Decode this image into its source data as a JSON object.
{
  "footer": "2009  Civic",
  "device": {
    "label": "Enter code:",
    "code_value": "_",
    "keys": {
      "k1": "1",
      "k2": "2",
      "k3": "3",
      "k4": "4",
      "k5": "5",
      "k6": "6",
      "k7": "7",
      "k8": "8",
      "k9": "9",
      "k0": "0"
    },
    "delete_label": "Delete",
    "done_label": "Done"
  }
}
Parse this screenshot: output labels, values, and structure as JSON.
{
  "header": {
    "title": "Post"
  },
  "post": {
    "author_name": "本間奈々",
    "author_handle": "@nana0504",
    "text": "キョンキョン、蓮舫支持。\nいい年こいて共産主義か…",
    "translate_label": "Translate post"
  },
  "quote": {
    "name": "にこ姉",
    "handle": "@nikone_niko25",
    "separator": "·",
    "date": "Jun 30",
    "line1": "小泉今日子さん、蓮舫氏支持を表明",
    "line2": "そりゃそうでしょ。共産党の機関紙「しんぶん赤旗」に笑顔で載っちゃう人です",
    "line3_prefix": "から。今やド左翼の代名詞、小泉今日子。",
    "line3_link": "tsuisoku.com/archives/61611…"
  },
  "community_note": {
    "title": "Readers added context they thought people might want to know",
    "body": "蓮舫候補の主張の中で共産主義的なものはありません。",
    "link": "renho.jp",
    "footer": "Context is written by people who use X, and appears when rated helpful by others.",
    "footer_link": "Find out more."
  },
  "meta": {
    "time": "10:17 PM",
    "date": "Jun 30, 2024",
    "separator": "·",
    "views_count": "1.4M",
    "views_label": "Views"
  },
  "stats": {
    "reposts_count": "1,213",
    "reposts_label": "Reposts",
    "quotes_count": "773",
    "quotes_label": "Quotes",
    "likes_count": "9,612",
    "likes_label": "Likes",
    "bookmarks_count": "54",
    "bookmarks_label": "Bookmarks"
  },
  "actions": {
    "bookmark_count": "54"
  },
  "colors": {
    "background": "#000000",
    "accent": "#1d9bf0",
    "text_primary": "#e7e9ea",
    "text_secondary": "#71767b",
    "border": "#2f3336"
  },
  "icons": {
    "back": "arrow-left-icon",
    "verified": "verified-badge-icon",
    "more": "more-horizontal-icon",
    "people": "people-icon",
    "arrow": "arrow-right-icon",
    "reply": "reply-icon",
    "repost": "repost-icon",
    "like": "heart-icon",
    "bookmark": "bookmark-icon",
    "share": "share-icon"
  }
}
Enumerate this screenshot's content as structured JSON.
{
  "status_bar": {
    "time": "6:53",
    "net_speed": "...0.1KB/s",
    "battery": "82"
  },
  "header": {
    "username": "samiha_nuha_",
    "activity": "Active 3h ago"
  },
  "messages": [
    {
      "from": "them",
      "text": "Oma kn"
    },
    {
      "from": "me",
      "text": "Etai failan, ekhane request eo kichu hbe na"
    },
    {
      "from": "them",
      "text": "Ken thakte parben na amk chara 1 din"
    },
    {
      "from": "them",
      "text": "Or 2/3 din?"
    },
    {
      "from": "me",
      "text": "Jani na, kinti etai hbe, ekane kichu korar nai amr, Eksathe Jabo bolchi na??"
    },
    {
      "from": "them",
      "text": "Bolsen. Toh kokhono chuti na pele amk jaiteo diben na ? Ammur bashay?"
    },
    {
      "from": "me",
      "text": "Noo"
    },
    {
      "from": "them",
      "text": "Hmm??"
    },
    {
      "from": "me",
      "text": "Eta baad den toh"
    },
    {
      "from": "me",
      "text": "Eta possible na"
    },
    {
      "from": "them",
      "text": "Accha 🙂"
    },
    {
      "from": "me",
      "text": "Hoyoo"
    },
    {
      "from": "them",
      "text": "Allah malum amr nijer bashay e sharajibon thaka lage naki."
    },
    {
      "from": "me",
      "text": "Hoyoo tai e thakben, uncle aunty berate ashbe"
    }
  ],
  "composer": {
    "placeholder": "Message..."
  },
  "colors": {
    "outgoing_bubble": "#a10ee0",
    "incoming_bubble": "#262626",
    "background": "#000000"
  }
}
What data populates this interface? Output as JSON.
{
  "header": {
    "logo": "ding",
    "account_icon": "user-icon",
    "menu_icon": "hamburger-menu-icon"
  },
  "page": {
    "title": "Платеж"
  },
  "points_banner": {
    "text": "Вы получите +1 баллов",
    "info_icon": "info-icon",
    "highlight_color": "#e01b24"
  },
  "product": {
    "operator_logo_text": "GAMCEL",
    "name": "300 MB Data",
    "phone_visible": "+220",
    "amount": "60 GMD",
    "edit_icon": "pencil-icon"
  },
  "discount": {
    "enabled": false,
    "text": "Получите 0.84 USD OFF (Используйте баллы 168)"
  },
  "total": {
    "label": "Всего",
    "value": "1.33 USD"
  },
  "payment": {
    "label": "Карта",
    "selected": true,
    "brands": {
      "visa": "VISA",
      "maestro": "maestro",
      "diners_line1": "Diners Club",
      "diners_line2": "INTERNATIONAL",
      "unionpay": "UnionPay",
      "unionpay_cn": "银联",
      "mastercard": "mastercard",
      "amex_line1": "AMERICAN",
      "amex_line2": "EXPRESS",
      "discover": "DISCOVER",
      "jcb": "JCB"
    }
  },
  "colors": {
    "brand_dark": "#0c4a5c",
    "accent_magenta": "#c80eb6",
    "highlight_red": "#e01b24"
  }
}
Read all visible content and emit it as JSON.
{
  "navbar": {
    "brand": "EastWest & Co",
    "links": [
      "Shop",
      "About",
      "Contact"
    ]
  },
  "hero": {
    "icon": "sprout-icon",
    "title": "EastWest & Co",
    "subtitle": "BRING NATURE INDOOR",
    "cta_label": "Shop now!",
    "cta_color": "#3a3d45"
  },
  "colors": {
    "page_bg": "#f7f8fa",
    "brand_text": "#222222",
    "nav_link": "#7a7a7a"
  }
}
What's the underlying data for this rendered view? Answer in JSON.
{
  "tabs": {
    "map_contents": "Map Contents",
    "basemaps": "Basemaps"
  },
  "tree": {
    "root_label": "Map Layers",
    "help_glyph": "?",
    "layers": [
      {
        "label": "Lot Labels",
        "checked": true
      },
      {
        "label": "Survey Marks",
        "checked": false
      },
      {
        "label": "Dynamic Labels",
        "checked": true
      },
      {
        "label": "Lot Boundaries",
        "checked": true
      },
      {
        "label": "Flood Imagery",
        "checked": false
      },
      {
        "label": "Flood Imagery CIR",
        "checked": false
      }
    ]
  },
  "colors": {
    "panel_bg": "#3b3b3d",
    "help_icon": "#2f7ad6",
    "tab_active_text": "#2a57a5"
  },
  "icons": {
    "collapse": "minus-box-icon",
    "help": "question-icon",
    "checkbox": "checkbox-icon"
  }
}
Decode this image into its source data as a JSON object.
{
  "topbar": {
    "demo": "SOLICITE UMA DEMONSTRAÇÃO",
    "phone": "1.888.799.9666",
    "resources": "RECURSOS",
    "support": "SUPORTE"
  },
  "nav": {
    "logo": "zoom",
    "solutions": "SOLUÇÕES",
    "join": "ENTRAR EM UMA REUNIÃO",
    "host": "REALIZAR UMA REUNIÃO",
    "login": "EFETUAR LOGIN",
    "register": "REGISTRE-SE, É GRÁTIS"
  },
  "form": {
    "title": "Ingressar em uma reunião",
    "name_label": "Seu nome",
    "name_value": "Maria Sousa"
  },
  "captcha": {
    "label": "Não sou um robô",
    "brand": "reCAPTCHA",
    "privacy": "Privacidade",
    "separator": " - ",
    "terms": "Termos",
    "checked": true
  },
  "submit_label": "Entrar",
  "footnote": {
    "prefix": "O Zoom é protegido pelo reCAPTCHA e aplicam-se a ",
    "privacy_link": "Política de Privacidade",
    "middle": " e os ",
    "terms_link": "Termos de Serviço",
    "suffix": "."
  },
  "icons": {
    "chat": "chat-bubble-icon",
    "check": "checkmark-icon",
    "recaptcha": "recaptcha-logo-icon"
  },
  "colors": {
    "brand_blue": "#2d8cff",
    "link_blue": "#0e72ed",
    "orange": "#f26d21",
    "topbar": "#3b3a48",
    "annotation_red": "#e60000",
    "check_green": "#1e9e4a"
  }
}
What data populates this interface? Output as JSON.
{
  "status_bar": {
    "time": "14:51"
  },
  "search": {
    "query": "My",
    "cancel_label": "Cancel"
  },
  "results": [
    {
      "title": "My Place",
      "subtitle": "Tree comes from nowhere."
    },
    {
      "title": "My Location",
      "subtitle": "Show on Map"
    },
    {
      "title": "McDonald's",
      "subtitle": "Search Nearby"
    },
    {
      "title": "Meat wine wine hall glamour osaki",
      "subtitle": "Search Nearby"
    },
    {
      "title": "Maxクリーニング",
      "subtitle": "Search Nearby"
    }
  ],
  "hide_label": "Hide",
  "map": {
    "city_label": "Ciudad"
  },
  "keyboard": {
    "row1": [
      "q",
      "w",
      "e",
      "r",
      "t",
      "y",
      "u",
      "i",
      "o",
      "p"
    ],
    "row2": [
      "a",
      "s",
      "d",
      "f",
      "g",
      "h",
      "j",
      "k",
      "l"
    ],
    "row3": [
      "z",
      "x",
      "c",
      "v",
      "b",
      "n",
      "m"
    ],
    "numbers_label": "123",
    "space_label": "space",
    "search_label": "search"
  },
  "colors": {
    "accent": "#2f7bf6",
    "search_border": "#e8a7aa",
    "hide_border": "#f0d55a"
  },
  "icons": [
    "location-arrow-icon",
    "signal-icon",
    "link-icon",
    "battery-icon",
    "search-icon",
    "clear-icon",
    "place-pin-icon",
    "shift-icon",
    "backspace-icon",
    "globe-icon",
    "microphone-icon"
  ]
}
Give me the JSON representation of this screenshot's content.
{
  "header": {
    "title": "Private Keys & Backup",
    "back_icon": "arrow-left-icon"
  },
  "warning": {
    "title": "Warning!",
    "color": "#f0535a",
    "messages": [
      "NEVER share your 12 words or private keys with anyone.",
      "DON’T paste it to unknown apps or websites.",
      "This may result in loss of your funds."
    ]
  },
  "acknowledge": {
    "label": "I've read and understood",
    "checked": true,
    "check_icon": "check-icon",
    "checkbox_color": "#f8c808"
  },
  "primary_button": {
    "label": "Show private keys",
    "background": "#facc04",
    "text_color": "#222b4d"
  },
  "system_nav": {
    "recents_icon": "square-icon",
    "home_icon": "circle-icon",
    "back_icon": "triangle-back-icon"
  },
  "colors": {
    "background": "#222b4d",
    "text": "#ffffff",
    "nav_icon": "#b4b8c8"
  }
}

..........

What you have to do | Show the lines of the records that contain the word "Imagery".

Correct answer |
        "label": "Flood Imagery",
        "label": "Flood Imagery CIR",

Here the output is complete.